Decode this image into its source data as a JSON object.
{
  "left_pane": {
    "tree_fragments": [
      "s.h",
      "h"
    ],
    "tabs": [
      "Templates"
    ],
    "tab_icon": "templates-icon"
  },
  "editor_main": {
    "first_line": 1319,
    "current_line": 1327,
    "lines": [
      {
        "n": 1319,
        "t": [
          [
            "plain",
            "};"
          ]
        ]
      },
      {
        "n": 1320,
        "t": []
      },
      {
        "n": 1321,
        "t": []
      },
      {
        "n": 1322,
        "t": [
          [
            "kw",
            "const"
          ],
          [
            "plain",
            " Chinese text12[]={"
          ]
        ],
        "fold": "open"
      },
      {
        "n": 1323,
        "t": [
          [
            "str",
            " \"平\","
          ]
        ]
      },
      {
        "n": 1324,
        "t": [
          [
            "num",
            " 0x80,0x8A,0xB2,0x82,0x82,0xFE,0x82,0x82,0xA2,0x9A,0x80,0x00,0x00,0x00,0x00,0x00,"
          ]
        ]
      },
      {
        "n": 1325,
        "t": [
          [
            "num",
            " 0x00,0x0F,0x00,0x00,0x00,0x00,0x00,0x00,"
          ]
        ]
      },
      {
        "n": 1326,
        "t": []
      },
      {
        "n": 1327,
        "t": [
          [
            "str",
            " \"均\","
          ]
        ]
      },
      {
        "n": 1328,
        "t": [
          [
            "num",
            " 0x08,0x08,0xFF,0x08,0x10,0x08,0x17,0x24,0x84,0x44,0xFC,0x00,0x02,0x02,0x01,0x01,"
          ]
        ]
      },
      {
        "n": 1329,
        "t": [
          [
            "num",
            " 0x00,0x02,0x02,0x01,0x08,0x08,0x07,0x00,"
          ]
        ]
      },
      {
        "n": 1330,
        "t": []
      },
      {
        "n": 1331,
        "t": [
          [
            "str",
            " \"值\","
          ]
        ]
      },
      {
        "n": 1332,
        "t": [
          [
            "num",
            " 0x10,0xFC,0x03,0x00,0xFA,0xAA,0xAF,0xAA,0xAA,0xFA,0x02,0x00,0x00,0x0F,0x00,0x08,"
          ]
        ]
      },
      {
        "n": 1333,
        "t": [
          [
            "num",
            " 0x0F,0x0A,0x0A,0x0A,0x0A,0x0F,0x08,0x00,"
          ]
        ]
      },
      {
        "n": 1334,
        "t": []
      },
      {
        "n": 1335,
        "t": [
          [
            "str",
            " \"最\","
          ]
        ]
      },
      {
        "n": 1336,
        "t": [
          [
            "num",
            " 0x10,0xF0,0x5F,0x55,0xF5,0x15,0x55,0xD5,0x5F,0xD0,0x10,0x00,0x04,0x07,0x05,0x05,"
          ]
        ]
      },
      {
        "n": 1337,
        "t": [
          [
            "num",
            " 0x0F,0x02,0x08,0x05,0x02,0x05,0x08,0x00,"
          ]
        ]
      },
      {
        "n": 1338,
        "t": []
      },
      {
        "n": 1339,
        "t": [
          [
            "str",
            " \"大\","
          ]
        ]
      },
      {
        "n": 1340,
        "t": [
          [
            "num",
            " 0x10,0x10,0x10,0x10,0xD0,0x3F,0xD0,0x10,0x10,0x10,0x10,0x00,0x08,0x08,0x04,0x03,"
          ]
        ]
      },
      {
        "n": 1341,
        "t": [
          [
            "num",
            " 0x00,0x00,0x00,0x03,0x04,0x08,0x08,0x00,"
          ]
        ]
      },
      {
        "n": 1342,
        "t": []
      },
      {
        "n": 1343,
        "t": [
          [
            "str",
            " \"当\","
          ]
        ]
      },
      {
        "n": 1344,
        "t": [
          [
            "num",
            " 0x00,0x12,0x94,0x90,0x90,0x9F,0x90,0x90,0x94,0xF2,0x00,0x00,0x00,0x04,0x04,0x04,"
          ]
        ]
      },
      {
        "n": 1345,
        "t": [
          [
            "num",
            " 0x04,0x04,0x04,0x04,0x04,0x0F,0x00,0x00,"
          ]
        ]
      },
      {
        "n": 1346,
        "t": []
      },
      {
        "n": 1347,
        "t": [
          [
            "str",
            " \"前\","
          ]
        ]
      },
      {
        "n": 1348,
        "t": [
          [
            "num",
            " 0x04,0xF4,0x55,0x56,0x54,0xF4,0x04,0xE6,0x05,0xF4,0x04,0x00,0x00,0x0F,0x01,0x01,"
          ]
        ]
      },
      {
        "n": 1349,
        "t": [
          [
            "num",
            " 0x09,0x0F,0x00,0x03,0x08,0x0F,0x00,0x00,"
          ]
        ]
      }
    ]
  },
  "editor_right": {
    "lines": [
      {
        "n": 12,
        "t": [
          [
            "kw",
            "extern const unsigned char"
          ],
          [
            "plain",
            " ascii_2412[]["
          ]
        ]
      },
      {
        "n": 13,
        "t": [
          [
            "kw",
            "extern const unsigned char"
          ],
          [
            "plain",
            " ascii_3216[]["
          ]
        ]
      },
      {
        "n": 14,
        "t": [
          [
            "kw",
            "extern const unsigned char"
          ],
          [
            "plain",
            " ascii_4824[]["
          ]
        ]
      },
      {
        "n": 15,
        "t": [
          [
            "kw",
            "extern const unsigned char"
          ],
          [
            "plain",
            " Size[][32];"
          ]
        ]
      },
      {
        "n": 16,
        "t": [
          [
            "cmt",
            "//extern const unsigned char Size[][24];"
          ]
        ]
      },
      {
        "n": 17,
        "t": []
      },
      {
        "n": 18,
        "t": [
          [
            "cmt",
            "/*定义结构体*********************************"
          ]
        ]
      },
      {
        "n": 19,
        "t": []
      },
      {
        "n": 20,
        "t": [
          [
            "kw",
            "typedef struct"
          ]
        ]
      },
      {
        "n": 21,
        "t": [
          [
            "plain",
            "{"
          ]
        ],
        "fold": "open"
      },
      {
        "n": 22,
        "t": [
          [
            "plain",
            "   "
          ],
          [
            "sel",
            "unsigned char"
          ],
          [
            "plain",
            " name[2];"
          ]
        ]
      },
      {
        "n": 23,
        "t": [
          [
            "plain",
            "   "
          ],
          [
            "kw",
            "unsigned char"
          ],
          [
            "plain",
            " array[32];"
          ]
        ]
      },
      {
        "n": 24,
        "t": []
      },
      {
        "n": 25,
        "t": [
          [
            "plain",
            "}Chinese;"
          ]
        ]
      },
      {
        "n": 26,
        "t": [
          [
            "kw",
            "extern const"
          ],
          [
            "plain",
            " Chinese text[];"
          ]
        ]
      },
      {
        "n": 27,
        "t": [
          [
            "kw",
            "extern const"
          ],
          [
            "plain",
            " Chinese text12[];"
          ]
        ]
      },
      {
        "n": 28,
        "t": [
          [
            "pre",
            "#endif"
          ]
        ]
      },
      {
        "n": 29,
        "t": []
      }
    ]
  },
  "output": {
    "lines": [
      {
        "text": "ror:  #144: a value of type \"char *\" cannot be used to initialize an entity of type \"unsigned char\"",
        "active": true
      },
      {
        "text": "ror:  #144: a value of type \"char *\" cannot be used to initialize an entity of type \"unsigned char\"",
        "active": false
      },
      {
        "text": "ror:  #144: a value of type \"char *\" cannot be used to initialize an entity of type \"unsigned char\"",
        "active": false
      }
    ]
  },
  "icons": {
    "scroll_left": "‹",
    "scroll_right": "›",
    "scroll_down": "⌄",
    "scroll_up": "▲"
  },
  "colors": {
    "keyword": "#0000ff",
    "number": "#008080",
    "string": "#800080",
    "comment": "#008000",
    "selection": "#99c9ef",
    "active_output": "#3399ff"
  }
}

REQUIRED TASK: Exactly reproduce every line of the data above.

IN RESPONSE:
Decode this image into its source data as a JSON object.
{
  "left_pane": {
    "tree_fragments": [
      "s.h",
      "h"
    ],
    "tabs": [
      "Templates"
    ],
    "tab_icon": "templates-icon"
  },
  "editor_main": {
    "first_line": 1319,
    "current_line": 1327,
    "lines": [
      {
        "n": 1319,
        "t": [
          [
            "plain",
            "};"
          ]
        ]
      },
      {
        "n": 1320,
        "t": []
      },
      {
        "n": 1321,
        "t": []
      },
      {
        "n": 1322,
        "t": [
          [
            "kw",
            "const"
          ],
          [
            "plain",
            " Chinese text12[]={"
          ]
        ],
        "fold": "open"
      },
      {
        "n": 1323,
        "t": [
          [
            "str",
            " \"平\","
          ]
        ]
      },
      {
        "n": 1324,
        "t": [
          [
            "num",
            " 0x80,0x8A,0xB2,0x82,0x82,0xFE,0x82,0x82,0xA2,0x9A,0x80,0x00,0x00,0x00,0x00,0x00,"
          ]
        ]
      },
      {
        "n": 1325,
        "t": [
          [
            "num",
            " 0x00,0x0F,0x00,0x00,0x00,0x00,0x00,0x00,"
          ]
        ]
      },
      {
        "n": 1326,
        "t": []
      },
      {
        "n": 1327,
        "t": [
          [
            "str",
            " \"均\","
          ]
        ]
      },
      {
        "n": 1328,
        "t": [
          [
            "num",
            " 0x08,0x08,0xFF,0x08,0x10,0x08,0x17,0x24,0x84,0x44,0xFC,0x00,0x02,0x02,0x01,0x01,"
          ]
        ]
      },
      {
        "n": 1329,
        "t": [
          [
            "num",
            " 0x00,0x02,0x02,0x01,0x08,0x08,0x07,0x00,"
          ]
        ]
      },
      {
        "n": 1330,
        "t": []
      },
      {
        "n": 1331,
        "t": [
          [
            "str",
            " \"值\","
          ]
        ]
      },
      {
        "n": 1332,
        "t": [
          [
            "num",
            " 0x10,0xFC,0x03,0x00,0xFA,0xAA,0xAF,0xAA,0xAA,0xFA,0x02,0x00,0x00,0x0F,0x00,0x08,"
          ]
        ]
      },
      {
        "n": 1333,
        "t": [
          [
            "num",
            " 0x0F,0x0A,0x0A,0x0A,0x0A,0x0F,0x08,0x00,"
          ]
        ]
      },
      {
        "n": 1334,
        "t": []
      },
      {
        "n": 1335,
        "t": [
          [
            "str",
            " \"最\","
          ]
        ]
      },
      {
        "n": 1336,
        "t": [
          [
            "num",
            " 0x10,0xF0,0x5F,0x55,0xF5,0x15,0x55,0xD5,0x5F,0xD0,0x10,0x00,0x04,0x07,0x05,0x05,"
          ]
        ]
      },
      {
        "n": 1337,
        "t": [
          [
            "num",
            " 0x0F,0x02,0x08,0x05,0x02,0x05,0x08,0x00,"
          ]
        ]
      },
      {
        "n": 1338,
        "t": []
      },
      {
        "n": 1339,
        "t": [
          [
            "str",
            " \"大\","
          ]
        ]
      },
      {
        "n": 1340,
        "t": [
          [
            "num",
            " 0x10,0x10,0x10,0x10,0xD0,0x3F,0xD0,0x10,0x10,0x10,0x10,0x00,0x08,0x08,0x04,0x03,"
          ]
        ]
      },
      {
        "n": 1341,
        "t": [
          [
            "num",
            " 0x00,0x00,0x00,0x03,0x04,0x08,0x08,0x00,"
          ]
        ]
      },
      {
        "n": 1342,
        "t": []
      },
      {
        "n": 1343,
        "t": [
          [
            "str",
            " \"当\","
          ]
        ]
      },
      {
        "n": 1344,
        "t": [
          [
            "num",
            " 0x00,0x12,0x94,0x90,0x90,0x9F,0x90,0x90,0x94,0xF2,0x00,0x00,0x00,0x04,0x04,0x04,"
          ]
        ]
      },
      {
        "n": 1345,
        "t": [
          [
            "num",
            " 0x04,0x04,0x04,0x04,0x04,0x0F,0x00,0x00,"
          ]
        ]
      },
      {
        "n": 1346,
        "t": []
      },
      {
        "n": 1347,
        "t": [
          [
            "str",
            " \"前\","
          ]
        ]
      },
      {
        "n": 1348,
        "t": [
          [
            "num",
            " 0x04,0xF4,0x55,0x56,0x54,0xF4,0x04,0xE6,0x05,0xF4,0x04,0x00,0x00,0x0F,0x01,0x01,"
          ]
        ]
      },
      {
        "n": 1349,
        "t": [
          [
            "num",
            " 0x09,0x0F,0x00,0x03,0x08,0x0F,0x00,0x00,"
          ]
        ]
      }
    ]
  },
  "editor_right": {
    "lines": [
      {
        "n": 12,
        "t": [
          [
            "kw",
            "extern const unsigned char"
          ],
          [
            "plain",
            " ascii_2412[]["
          ]
        ]
      },
      {
        "n": 13,
        "t": [
          [
            "kw",
            "extern const unsigned char"
          ],
          [
            "plain",
            " ascii_3216[]["
          ]
        ]
      },
      {
        "n": 14,
        "t": [
          [
            "kw",
            "extern const unsigned char"
          ],
          [
            "plain",
            " ascii_4824[]["
          ]
        ]
      },
      {
        "n": 15,
        "t": [
          [
            "kw",
            "extern const unsigned char"
          ],
          [
            "plain",
            " Size[][32];"
          ]
        ]
      },
      {
        "n": 16,
        "t": [
          [
            "cmt",
            "//extern const unsigned char Size[][24];"
          ]
        ]
      },
      {
        "n": 17,
        "t": []
      },
      {
        "n": 18,
        "t": [
          [
            "cmt",
            "/*定义结构体*********************************"
          ]
        ]
      },
      {
        "n": 19,
        "t": []
      },
      {
        "n": 20,
        "t": [
          [
            "kw",
            "typedef struct"
          ]
        ]
      },
      {
        "n": 21,
        "t": [
          [
            "plain",
            "{"
          ]
        ],
        "fold": "open"
      },
      {
        "n": 22,
        "t": [
          [
            "plain",
            "   "
          ],
          [
            "sel",
            "unsigned char"
          ],
          [
            "plain",
            " name[2];"
          ]
        ]
      },
      {
        "n": 23,
        "t": [
          [
            "plain",
            "   "
          ],
          [
            "kw",
            "unsigned char"
          ],
          [
            "plain",
            " array[32];"
          ]
        ]
      },
      {
        "n": 24,
        "t": []
      },
      {
        "n": 25,
        "t": [
          [
            "plain",
            "}Chinese;"
          ]
        ]
      },
      {
        "n": 26,
        "t": [
          [
            "kw",
            "extern const"
          ],
          [
            "plain",
            " Chinese text[];"
          ]
        ]
      },
      {
        "n": 27,
        "t": [
          [
            "kw",
            "extern const"
          ],
          [
            "plain",
            " Chinese text12[];"
          ]
        ]
      },
      {
        "n": 28,
        "t": [
          [
            "pre",
            "#endif"
          ]
        ]
      },
      {
        "n": 29,
        "t": []
      }
    ]
  },
  "output": {
    "lines": [
      {
        "text": "ror:  #144: a value of type \"char *\" cannot be used to initialize an entity of type \"unsigned char\"",
        "active": true
      },
      {
        "text": "ror:  #144: a value of type \"char *\" cannot be used to initialize an entity of type \"unsigned char\"",
        "active": false
      },
      {
        "text": "ror:  #144: a value of type \"char *\" cannot be used to initialize an entity of type \"unsigned char\"",
        "active": false
      }
    ]
  },
  "icons": {
    "scroll_left": "‹",
    "scroll_right": "›",
    "scroll_down": "⌄",
    "scroll_up": "▲"
  },
  "colors": {
    "keyword": "#0000ff",
    "number": "#008080",
    "string": "#800080",
    "comment": "#008000",
    "selection": "#99c9ef",
    "active_output": "#3399ff"
  }
}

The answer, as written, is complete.